* _WORK TO DO_
Would you write out the listing verbatim and skip every picture in it?

* _DATA FOR THIS EXERCISE_
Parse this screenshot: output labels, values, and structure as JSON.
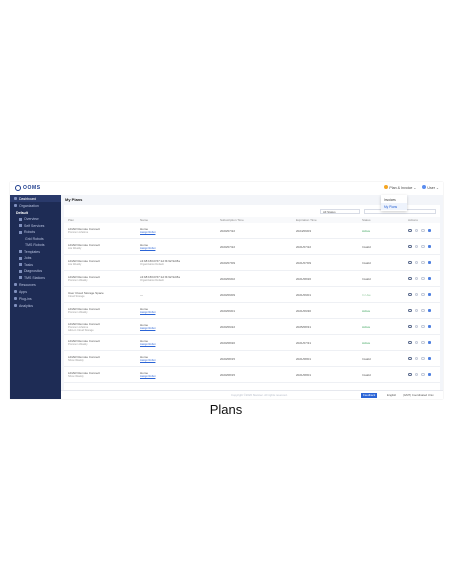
{
  "app": {
    "logo_text": "OOMS",
    "brand_color": "#1a3a8c"
  },
  "topbar": {
    "plans_menu": "Plan & Invoice",
    "user": "User"
  },
  "dropdown": {
    "items": [
      "Invoices",
      "My Plans"
    ]
  },
  "sidebar": {
    "items": [
      {
        "label": "Dashboard"
      },
      {
        "label": "Organization"
      }
    ],
    "default_label": "Default",
    "sub_items": [
      "Overview",
      "Self Services",
      "Robots"
    ],
    "robots_sub": [
      "Grid Robots",
      "TMS Robots"
    ],
    "more_sub": [
      "Templates",
      "Jobs",
      "Tasks",
      "Diagnostics",
      "TMS Stations"
    ],
    "bottom_items": [
      "Resources",
      "Apps",
      "Plug-ins",
      "Analytics"
    ]
  },
  "main": {
    "page_title": "My Plans",
    "filter_label": "All Status",
    "columns": [
      "Plan",
      "Name",
      "Subscription Time",
      "Expiration Time",
      "Status",
      "Actions"
    ],
    "rows": [
      {
        "plan": "LiDAR Remote Connect",
        "plan2": "Premium Lifetime",
        "name": "Home",
        "link": "Assign Robot",
        "sub": "2020/07/22",
        "exp": "2024/09/03",
        "status": "Active",
        "cls": "st-active"
      },
      {
        "plan": "LiDAR Remote Connect",
        "plan2": "Lite Weekly",
        "name": "Home",
        "link": "Assign Robot",
        "sub": "2020/07/22",
        "exp": "2021/07/22",
        "status": "Invalid",
        "cls": "st-invalid"
      },
      {
        "plan": "LiDAR Remote Connect",
        "plan2": "Lite Weekly",
        "name": "c4:b8:b8:b0:57:1d:f4:92:9d:8a",
        "link2": "Organization Default",
        "sub": "2020/07/09",
        "exp": "2021/07/09",
        "status": "Invalid",
        "cls": "st-invalid"
      },
      {
        "plan": "LiDAR Remote Connect",
        "plan2": "Premium Weekly",
        "name": "c4:b8:b8:b0:57:1d:f4:92:9d:8a",
        "link2": "Organization Default",
        "sub": "2020/09/02",
        "exp": "2021/08/26",
        "status": "Invalid",
        "cls": "st-invalid"
      },
      {
        "plan": "User Cloud Storage Space",
        "plan2": "Cloud Storage",
        "name": "—",
        "sub": "2020/09/09",
        "exp": "2021/09/01",
        "status": "In Use",
        "cls": "st-inuse"
      },
      {
        "plan": "LiDAR Remote Connect",
        "plan2": "Premium Weekly",
        "name": "Home",
        "link": "Assign Robot",
        "sub": "2020/09/01",
        "exp": "2021/09/30",
        "status": "Active",
        "cls": "st-active"
      },
      {
        "plan": "LiDAR Remote Connect",
        "plan2": "Premium Lifetime",
        "plan3": "Add-on Cloud Storage",
        "name": "Home",
        "link": "Assign Robot",
        "sub": "2020/09/22",
        "exp": "2025/08/31",
        "status": "Active",
        "cls": "st-active"
      },
      {
        "plan": "LiDAR Remote Connect",
        "plan2": "Premium Weekly",
        "name": "Home",
        "link": "Assign Robot",
        "sub": "2020/08/20",
        "exp": "2021/07/31",
        "status": "Active",
        "cls": "st-active"
      },
      {
        "plan": "LiDAR Remote Connect",
        "plan2": "Show Weekly",
        "name": "Home",
        "link": "Assign Robot",
        "sub": "2020/08/15",
        "exp": "2021/08/01",
        "status": "Invalid",
        "cls": "st-invalid"
      },
      {
        "plan": "LiDAR Remote Connect",
        "plan2": "Show Weekly",
        "name": "Home",
        "link": "Assign Robot",
        "sub": "2020/08/15",
        "exp": "2021/08/01",
        "status": "Invalid",
        "cls": "st-invalid"
      }
    ]
  },
  "footer": {
    "copyright": "Copyright ©2020 Slamtec. All rights reserved.",
    "feedback": "Feedback",
    "language": "English",
    "timezone": "(GMT) Coordinated Univ."
  },
  "caption": "Plans"
}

* _PROBLEM SOLUTION_
Parse this screenshot: output labels, values, and structure as JSON.
{
  "app": {
    "logo_text": "OOMS",
    "brand_color": "#1a3a8c"
  },
  "topbar": {
    "plans_menu": "Plan & Invoice",
    "user": "User"
  },
  "dropdown": {
    "items": [
      "Invoices",
      "My Plans"
    ]
  },
  "sidebar": {
    "items": [
      {
        "label": "Dashboard"
      },
      {
        "label": "Organization"
      }
    ],
    "default_label": "Default",
    "sub_items": [
      "Overview",
      "Self Services",
      "Robots"
    ],
    "robots_sub": [
      "Grid Robots",
      "TMS Robots"
    ],
    "more_sub": [
      "Templates",
      "Jobs",
      "Tasks",
      "Diagnostics",
      "TMS Stations"
    ],
    "bottom_items": [
      "Resources",
      "Apps",
      "Plug-ins",
      "Analytics"
    ]
  },
  "main": {
    "page_title": "My Plans",
    "filter_label": "All Status",
    "columns": [
      "Plan",
      "Name",
      "Subscription Time",
      "Expiration Time",
      "Status",
      "Actions"
    ],
    "rows": [
      {
        "plan": "LiDAR Remote Connect",
        "plan2": "Premium Lifetime",
        "name": "Home",
        "link": "Assign Robot",
        "sub": "2020/07/22",
        "exp": "2024/09/03",
        "status": "Active",
        "cls": "st-active"
      },
      {
        "plan": "LiDAR Remote Connect",
        "plan2": "Lite Weekly",
        "name": "Home",
        "link": "Assign Robot",
        "sub": "2020/07/22",
        "exp": "2021/07/22",
        "status": "Invalid",
        "cls": "st-invalid"
      },
      {
        "plan": "LiDAR Remote Connect",
        "plan2": "Lite Weekly",
        "name": "c4:b8:b8:b0:57:1d:f4:92:9d:8a",
        "link2": "Organization Default",
        "sub": "2020/07/09",
        "exp": "2021/07/09",
        "status": "Invalid",
        "cls": "st-invalid"
      },
      {
        "plan": "LiDAR Remote Connect",
        "plan2": "Premium Weekly",
        "name": "c4:b8:b8:b0:57:1d:f4:92:9d:8a",
        "link2": "Organization Default",
        "sub": "2020/09/02",
        "exp": "2021/08/26",
        "status": "Invalid",
        "cls": "st-invalid"
      },
      {
        "plan": "User Cloud Storage Space",
        "plan2": "Cloud Storage",
        "name": "—",
        "sub": "2020/09/09",
        "exp": "2021/09/01",
        "status": "In Use",
        "cls": "st-inuse"
      },
      {
        "plan": "LiDAR Remote Connect",
        "plan2": "Premium Weekly",
        "name": "Home",
        "link": "Assign Robot",
        "sub": "2020/09/01",
        "exp": "2021/09/30",
        "status": "Active",
        "cls": "st-active"
      },
      {
        "plan": "LiDAR Remote Connect",
        "plan2": "Premium Lifetime",
        "plan3": "Add-on Cloud Storage",
        "name": "Home",
        "link": "Assign Robot",
        "sub": "2020/09/22",
        "exp": "2025/08/31",
        "status": "Active",
        "cls": "st-active"
      },
      {
        "plan": "LiDAR Remote Connect",
        "plan2": "Premium Weekly",
        "name": "Home",
        "link": "Assign Robot",
        "sub": "2020/08/20",
        "exp": "2021/07/31",
        "status": "Active",
        "cls": "st-active"
      },
      {
        "plan": "LiDAR Remote Connect",
        "plan2": "Show Weekly",
        "name": "Home",
        "link": "Assign Robot",
        "sub": "2020/08/15",
        "exp": "2021/08/01",
        "status": "Invalid",
        "cls": "st-invalid"
      },
      {
        "plan": "LiDAR Remote Connect",
        "plan2": "Show Weekly",
        "name": "Home",
        "link": "Assign Robot",
        "sub": "2020/08/15",
        "exp": "2021/08/01",
        "status": "Invalid",
        "cls": "st-invalid"
      }
    ]
  },
  "footer": {
    "copyright": "Copyright ©2020 Slamtec. All rights reserved.",
    "feedback": "Feedback",
    "language": "English",
    "timezone": "(GMT) Coordinated Univ."
  },
  "caption": "Plans"
}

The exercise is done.